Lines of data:
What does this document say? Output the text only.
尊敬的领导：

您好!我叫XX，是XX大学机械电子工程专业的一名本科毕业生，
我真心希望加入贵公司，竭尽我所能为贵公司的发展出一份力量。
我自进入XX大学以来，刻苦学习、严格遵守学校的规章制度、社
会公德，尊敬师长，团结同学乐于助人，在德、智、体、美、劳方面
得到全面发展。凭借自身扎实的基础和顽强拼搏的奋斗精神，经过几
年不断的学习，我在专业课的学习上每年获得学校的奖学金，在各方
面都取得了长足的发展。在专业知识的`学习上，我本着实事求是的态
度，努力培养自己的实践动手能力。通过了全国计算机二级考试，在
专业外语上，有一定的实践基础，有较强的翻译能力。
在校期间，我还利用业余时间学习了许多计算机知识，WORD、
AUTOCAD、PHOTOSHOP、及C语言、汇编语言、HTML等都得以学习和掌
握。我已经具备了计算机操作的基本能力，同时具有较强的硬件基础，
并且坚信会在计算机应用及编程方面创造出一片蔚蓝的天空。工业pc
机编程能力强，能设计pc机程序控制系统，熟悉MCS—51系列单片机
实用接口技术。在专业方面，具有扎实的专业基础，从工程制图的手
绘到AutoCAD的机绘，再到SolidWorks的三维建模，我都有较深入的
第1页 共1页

■ EXERCISE DESCRIPTION:
Above are the records; retype every one exactly.

■ RESPONSE BELOW:
What does this document say? Output the text only.
尊敬的领导：

您好!我叫XX，是XX大学机械电子工程专业的一名本科毕业生，
我真心希望加入贵公司，竭尽我所能为贵公司的发展出一份力量。
我自进入XX大学以来，刻苦学习、严格遵守学校的规章制度、社
会公德，尊敬师长，团结同学乐于助人，在德、智、体、美、劳方面
得到全面发展。凭借自身扎实的基础和顽强拼搏的奋斗精神，经过几
年不断的学习，我在专业课的学习上每年获得学校的奖学金，在各方
面都取得了长足的发展。在专业知识的`学习上，我本着实事求是的态
度，努力培养自己的实践动手能力。通过了全国计算机二级考试，在
专业外语上，有一定的实践基础，有较强的翻译能力。
在校期间，我还利用业余时间学习了许多计算机知识，WORD、
AUTOCAD、PHOTOSHOP、及C语言、汇编语言、HTML等都得以学习和掌
握。我已经具备了计算机操作的基本能力，同时具有较强的硬件基础，
并且坚信会在计算机应用及编程方面创造出一片蔚蓝的天空。工业pc
机编程能力强，能设计pc机程序控制系统，熟悉MCS—51系列单片机
实用接口技术。在专业方面，具有扎实的专业基础，从工程制图的手
绘到AutoCAD的机绘，再到SolidWorks的三维建模，我都有较深入的
第1页 共1页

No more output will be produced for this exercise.